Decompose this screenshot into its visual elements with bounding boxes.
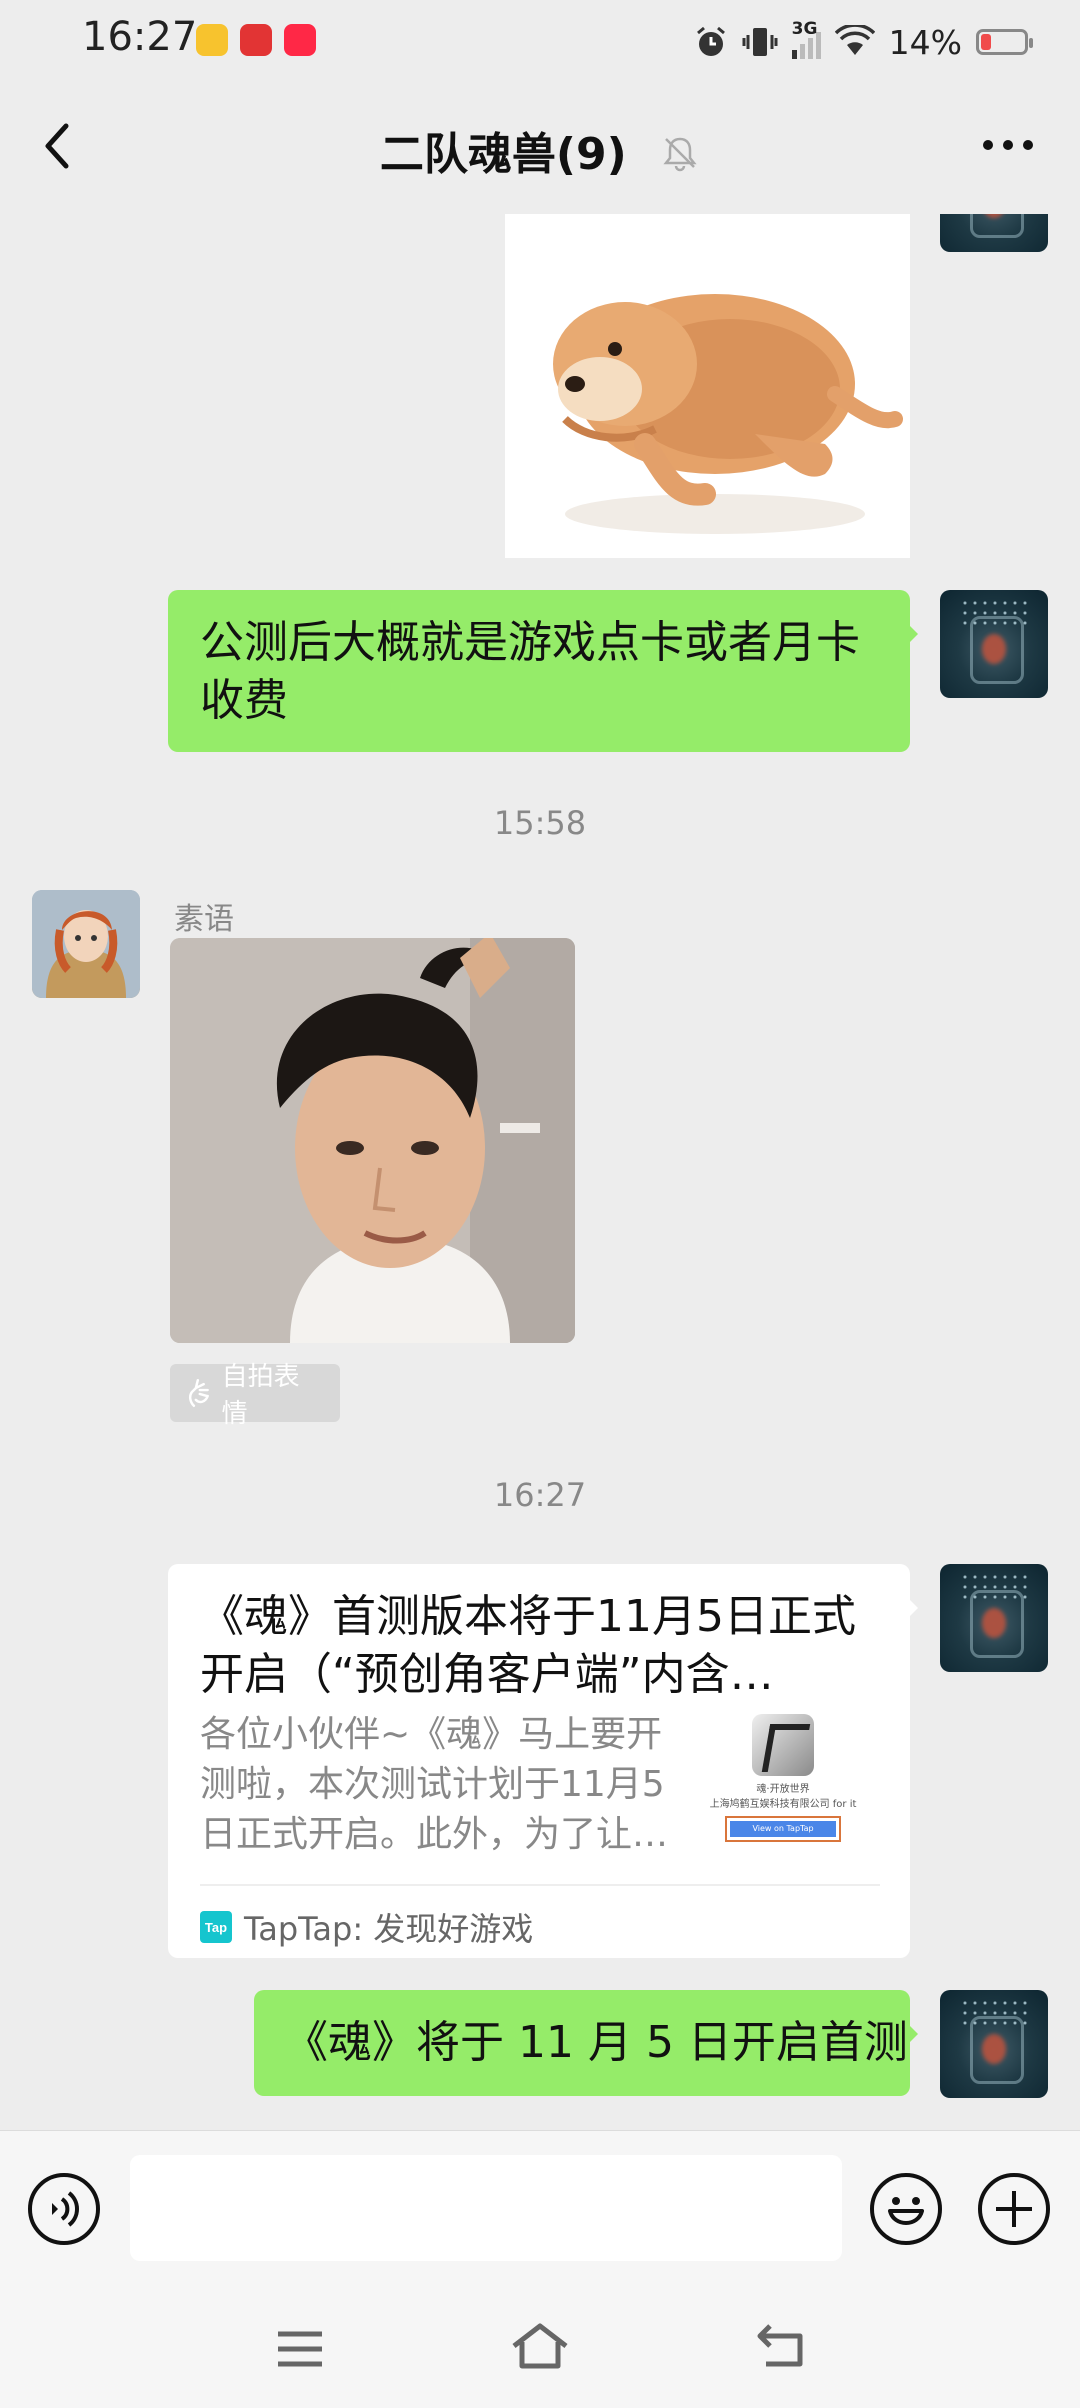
netease-music-icon xyxy=(240,24,272,56)
my-avatar[interactable] xyxy=(940,214,1048,252)
home-icon xyxy=(512,2323,568,2369)
link-card-title: 《魂》首测版本将于11月5日正式开启（“预创角客户端”内含… xyxy=(200,1591,856,1700)
back-nav-button[interactable] xyxy=(752,2318,812,2374)
bell-off-icon xyxy=(663,137,697,172)
chat-header: 二队魂兽(9) xyxy=(0,84,1080,214)
sticker-selfie[interactable] xyxy=(170,938,575,1343)
link-card-thumbnail: 魂·开放世界 上海鸠鹤互娱科技有限公司 for it View on TapTa… xyxy=(708,1714,858,1854)
message-timestamp: 15:58 xyxy=(493,804,587,842)
frog-doge-image xyxy=(553,294,903,534)
message-text: 《魂》将于 11 月 5 日开启首测 xyxy=(284,2017,908,2068)
wifi-icon xyxy=(834,25,875,55)
menu-nav-button[interactable] xyxy=(272,2324,328,2374)
taptap-logo-icon: Tap xyxy=(200,1911,232,1943)
sticker-frog[interactable] xyxy=(505,214,910,558)
game-app-icon xyxy=(752,1714,814,1776)
message-text: 公测后大概就是游戏点卡或者月卡收费 xyxy=(200,617,860,726)
selfie-sticker-tag[interactable]: 自拍表情 xyxy=(170,1362,340,1429)
message-bubble-sent[interactable]: 《魂》将于 11 月 5 日开启首测 xyxy=(254,1990,918,2096)
voice-button[interactable] xyxy=(28,2173,100,2245)
xiaohongshu-icon xyxy=(284,24,316,56)
sender-avatar[interactable] xyxy=(32,890,140,998)
thumbnail-button: View on TapTap xyxy=(730,1821,836,1837)
vibrate-icon xyxy=(742,28,778,56)
menu-icon xyxy=(278,2331,322,2367)
status-right: 3G 14% xyxy=(694,16,1033,68)
home-nav-button[interactable] xyxy=(508,2318,572,2374)
emoji-button[interactable] xyxy=(870,2173,942,2245)
selfie-tag-label: 自拍表情 xyxy=(221,1362,300,1429)
sender-name: 素语 xyxy=(174,902,234,937)
anime-avatar-image xyxy=(32,890,140,998)
return-icon xyxy=(757,2324,803,2367)
my-avatar[interactable] xyxy=(940,1990,1048,2098)
status-bar: 16:27 3G 14% xyxy=(0,0,1080,84)
man-selfie-image xyxy=(170,938,575,1343)
message-bubble-sent[interactable]: 公测后大概就是游戏点卡或者月卡收费 xyxy=(168,590,918,752)
message-list[interactable]: 公测后大概就是游戏点卡或者月卡收费 15:58 素语 自拍表情 16:27 《魂… xyxy=(0,214,1080,2130)
link-card-source-text: TapTap: 发现好游戏 xyxy=(244,1910,534,1948)
message-timestamp: 16:27 xyxy=(493,1476,587,1514)
voice-icon xyxy=(52,2191,79,2227)
hand-gesture-icon xyxy=(188,1378,209,1408)
battery-icon xyxy=(976,29,1033,55)
emoji-icon xyxy=(888,2197,924,2225)
more-dots-icon xyxy=(983,140,1033,150)
chat-title-text: 二队魂兽(9) xyxy=(379,129,627,180)
my-avatar[interactable] xyxy=(940,590,1048,698)
weibo-icon xyxy=(196,24,228,56)
link-card-description: 各位小伙伴~《魂》马上要开测啦，本次测试计划于11月5日正式开启。此外，为了让… xyxy=(200,1714,669,1855)
status-time: 16:27 xyxy=(82,14,198,60)
system-nav-bar xyxy=(0,2286,1080,2408)
my-avatar[interactable] xyxy=(940,1564,1048,1672)
plus-icon xyxy=(996,2191,1032,2227)
message-input[interactable] xyxy=(130,2155,842,2261)
network-type: 3G xyxy=(791,19,818,39)
chat-title: 二队魂兽(9) xyxy=(0,118,1080,182)
thumbnail-line2: 上海鸠鹤互娱科技有限公司 for it xyxy=(709,1799,857,1810)
chat-input-bar xyxy=(0,2130,1080,2287)
alarm-icon xyxy=(696,26,725,56)
battery-percent: 14% xyxy=(888,22,962,62)
battery-fill xyxy=(981,34,991,50)
cellular-signal-icon: 3G xyxy=(791,19,821,59)
link-card[interactable]: 《魂》首测版本将于11月5日正式开启（“预创角客户端”内含… 各位小伙伴~《魂》… xyxy=(168,1564,918,1958)
thumbnail-button-frame: View on TapTap xyxy=(725,1816,841,1842)
link-card-divider xyxy=(200,1884,880,1886)
link-card-source: Tap TapTap: 发现好游戏 xyxy=(200,1904,533,1950)
thumbnail-line1: 魂·开放世界 xyxy=(756,1784,810,1795)
plus-button[interactable] xyxy=(978,2173,1050,2245)
more-button[interactable] xyxy=(976,120,1040,170)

☆ ☆ ☆ ☆ ☆ ☆ ☆

SET TASK: Copy out the records from the line containing "netease-music-icon xyxy=(240,24,272,56)" through the line containing "weibo-icon xyxy=(196,24,228,56)", both ends included, reproducing each line verbatim.

COMPLETED EXERCISE:
netease-music-icon xyxy=(240,24,272,56)
my-avatar[interactable] xyxy=(940,214,1048,252)
home-icon xyxy=(512,2323,568,2369)
link-card-title: 《魂》首测版本将于11月5日正式开启（“预创角客户端”内含… xyxy=(200,1591,856,1700)
back-nav-button[interactable] xyxy=(752,2318,812,2374)
bell-off-icon xyxy=(663,137,697,172)
chat-header: 二队魂兽(9) xyxy=(0,84,1080,214)
sticker-selfie[interactable] xyxy=(170,938,575,1343)
link-card-thumbnail: 魂·开放世界 上海鸠鹤互娱科技有限公司 for it View on TapTa… xyxy=(708,1714,858,1854)
message-timestamp: 15:58 xyxy=(493,804,587,842)
frog-doge-image xyxy=(553,294,903,534)
message-text: 《魂》将于 11 月 5 日开启首测 xyxy=(284,2017,908,2068)
wifi-icon xyxy=(834,25,875,55)
menu-nav-button[interactable] xyxy=(272,2324,328,2374)
taptap-logo-icon: Tap xyxy=(200,1911,232,1943)
sticker-frog[interactable] xyxy=(505,214,910,558)
game-app-icon xyxy=(752,1714,814,1776)
message-text: 公测后大概就是游戏点卡或者月卡收费 xyxy=(200,617,860,726)
selfie-sticker-tag[interactable]: 自拍表情 xyxy=(170,1362,340,1429)
message-bubble-sent[interactable]: 《魂》将于 11 月 5 日开启首测 xyxy=(254,1990,918,2096)
voice-button[interactable] xyxy=(28,2173,100,2245)
xiaohongshu-icon xyxy=(284,24,316,56)
sender-avatar[interactable] xyxy=(32,890,140,998)
thumbnail-button: View on TapTap xyxy=(730,1821,836,1837)
vibrate-icon xyxy=(742,28,778,56)
menu-icon xyxy=(278,2331,322,2367)
status-right: 3G 14% xyxy=(694,16,1033,68)
home-nav-button[interactable] xyxy=(508,2318,572,2374)
emoji-button[interactable] xyxy=(870,2173,942,2245)
selfie-tag-label: 自拍表情 xyxy=(221,1362,300,1429)
sender-name: 素语 xyxy=(174,902,234,937)
anime-avatar-image xyxy=(32,890,140,998)
return-icon xyxy=(757,2324,803,2367)
my-avatar[interactable] xyxy=(940,1990,1048,2098)
status-bar: 16:27 3G 14% xyxy=(0,0,1080,84)
man-selfie-image xyxy=(170,938,575,1343)
message-bubble-sent[interactable]: 公测后大概就是游戏点卡或者月卡收费 xyxy=(168,590,918,752)
message-list[interactable]: 公测后大概就是游戏点卡或者月卡收费 15:58 素语 自拍表情 16:27 《魂… xyxy=(0,214,1080,2130)
link-card-source-text: TapTap: 发现好游戏 xyxy=(244,1910,534,1948)
message-timestamp: 16:27 xyxy=(493,1476,587,1514)
voice-icon xyxy=(52,2191,79,2227)
hand-gesture-icon xyxy=(188,1378,209,1408)
battery-icon xyxy=(976,29,1033,55)
emoji-icon xyxy=(888,2197,924,2225)
more-dots-icon xyxy=(983,140,1033,150)
chat-title-text: 二队魂兽(9) xyxy=(379,129,627,180)
my-avatar[interactable] xyxy=(940,590,1048,698)
weibo-icon xyxy=(196,24,228,56)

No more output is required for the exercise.